— TASK BRIEF —
Present the lines of the entries as a Markdown table with the columns Row and Line, numbering each line and omitting blank lines, starting at the first line of the entries and ending at the line that contains "svg-text:LA: LA <box>67 430 98 450</box>".

Bounding box entries:

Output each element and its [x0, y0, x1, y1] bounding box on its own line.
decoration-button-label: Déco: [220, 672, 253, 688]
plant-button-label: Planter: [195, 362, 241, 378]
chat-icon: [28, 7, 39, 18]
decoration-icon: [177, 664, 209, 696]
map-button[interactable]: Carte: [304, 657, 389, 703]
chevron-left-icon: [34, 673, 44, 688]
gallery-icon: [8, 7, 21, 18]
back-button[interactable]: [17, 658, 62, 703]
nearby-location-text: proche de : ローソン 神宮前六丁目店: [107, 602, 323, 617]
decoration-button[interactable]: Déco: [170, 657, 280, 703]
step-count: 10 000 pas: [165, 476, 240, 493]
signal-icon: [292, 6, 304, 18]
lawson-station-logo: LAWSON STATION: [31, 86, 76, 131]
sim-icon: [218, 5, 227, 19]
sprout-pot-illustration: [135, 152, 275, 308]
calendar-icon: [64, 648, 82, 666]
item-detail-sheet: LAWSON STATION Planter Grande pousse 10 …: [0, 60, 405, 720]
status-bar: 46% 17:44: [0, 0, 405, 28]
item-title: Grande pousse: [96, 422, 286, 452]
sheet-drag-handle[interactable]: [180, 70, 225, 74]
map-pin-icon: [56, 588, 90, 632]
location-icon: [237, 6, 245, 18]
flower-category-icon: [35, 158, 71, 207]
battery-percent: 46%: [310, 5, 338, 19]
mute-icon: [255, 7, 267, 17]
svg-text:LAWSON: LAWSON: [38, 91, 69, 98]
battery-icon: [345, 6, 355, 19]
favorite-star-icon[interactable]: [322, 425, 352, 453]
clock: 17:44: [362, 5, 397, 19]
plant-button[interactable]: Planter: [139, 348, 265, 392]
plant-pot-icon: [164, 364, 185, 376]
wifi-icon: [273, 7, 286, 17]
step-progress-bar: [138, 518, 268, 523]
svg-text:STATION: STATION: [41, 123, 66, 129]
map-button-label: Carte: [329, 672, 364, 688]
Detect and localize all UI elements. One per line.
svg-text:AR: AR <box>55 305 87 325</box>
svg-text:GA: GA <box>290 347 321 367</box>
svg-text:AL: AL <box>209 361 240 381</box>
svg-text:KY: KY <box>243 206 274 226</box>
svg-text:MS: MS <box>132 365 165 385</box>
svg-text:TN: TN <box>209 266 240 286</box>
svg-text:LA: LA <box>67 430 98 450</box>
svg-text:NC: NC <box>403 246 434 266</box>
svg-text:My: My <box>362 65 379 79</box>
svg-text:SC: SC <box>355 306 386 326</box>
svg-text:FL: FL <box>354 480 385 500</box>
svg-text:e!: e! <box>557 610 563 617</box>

— OUTPUT FOR THIS TASK —
| Row | Line |
|---|---|
| 1 | Output each element and its [x0, y0, x1, y1] bounding box on its own line. |
| 2 | decoration-button-label: Déco: [220, 672, 253, 688] |
| 3 | plant-button-label: Planter: [195, 362, 241, 378] |
| 4 | chat-icon: [28, 7, 39, 18] |
| 5 | decoration-icon: [177, 664, 209, 696] |
| 6 | map-button[interactable]: Carte: [304, 657, 389, 703] |
| 7 | chevron-left-icon: [34, 673, 44, 688] |
| 8 | gallery-icon: [8, 7, 21, 18] |
| 9 | back-button[interactable]: [17, 658, 62, 703] |
| 10 | nearby-location-text: proche de : ローソン 神宮前六丁目店: [107, 602, 323, 617] |
| 11 | decoration-button[interactable]: Déco: [170, 657, 280, 703] |
| 12 | step-count: 10 000 pas: [165, 476, 240, 493] |
| 13 | signal-icon: [292, 6, 304, 18] |
| 14 | lawson-station-logo: LAWSON STATION: [31, 86, 76, 131] |
| 15 | sim-icon: [218, 5, 227, 19] |
| 16 | sprout-pot-illustration: [135, 152, 275, 308] |
| 17 | calendar-icon: [64, 648, 82, 666] |
| 18 | item-detail-sheet: LAWSON STATION Planter Grande pousse 10 …: [0, 60, 405, 720] |
| 19 | status-bar: 46% 17:44: [0, 0, 405, 28] |
| 20 | item-title: Grande pousse: [96, 422, 286, 452] |
| 21 | sheet-drag-handle[interactable]: [180, 70, 225, 74] |
| 22 | map-pin-icon: [56, 588, 90, 632] |
| 23 | location-icon: [237, 6, 245, 18] |
| 24 | flower-category-icon: [35, 158, 71, 207] |
| 25 | battery-percent: 46%: [310, 5, 338, 19] |
| 26 | mute-icon: [255, 7, 267, 17] |
| 27 | svg-text:LAWSON: LAWSON: [38, 91, 69, 98] |
| 28 | battery-icon: [345, 6, 355, 19] |
| 29 | favorite-star-icon[interactable]: [322, 425, 352, 453] |
| 30 | clock: 17:44: [362, 5, 397, 19] |
| 31 | plant-button[interactable]: Planter: [139, 348, 265, 392] |
| 32 | plant-pot-icon: [164, 364, 185, 376] |
| 33 | wifi-icon: [273, 7, 286, 17] |
| 34 | step-progress-bar: [138, 518, 268, 523] |
| 35 | svg-text:STATION: STATION: [41, 123, 66, 129] |
| 36 | map-button-label: Carte: [329, 672, 364, 688] |
| 37 | Detect and localize all UI elements. One per line. |
| 38 | svg-text:AR: AR <box>55 305 87 325</box> |
| 39 | svg-text:GA: GA <box>290 347 321 367</box> |
| 40 | svg-text:AL: AL <box>209 361 240 381</box> |
| 41 | svg-text:KY: KY <box>243 206 274 226</box> |
| 42 | svg-text:MS: MS <box>132 365 165 385</box> |
| 43 | svg-text:TN: TN <box>209 266 240 286</box> |
| 44 | svg-text:LA: LA <box>67 430 98 450</box> |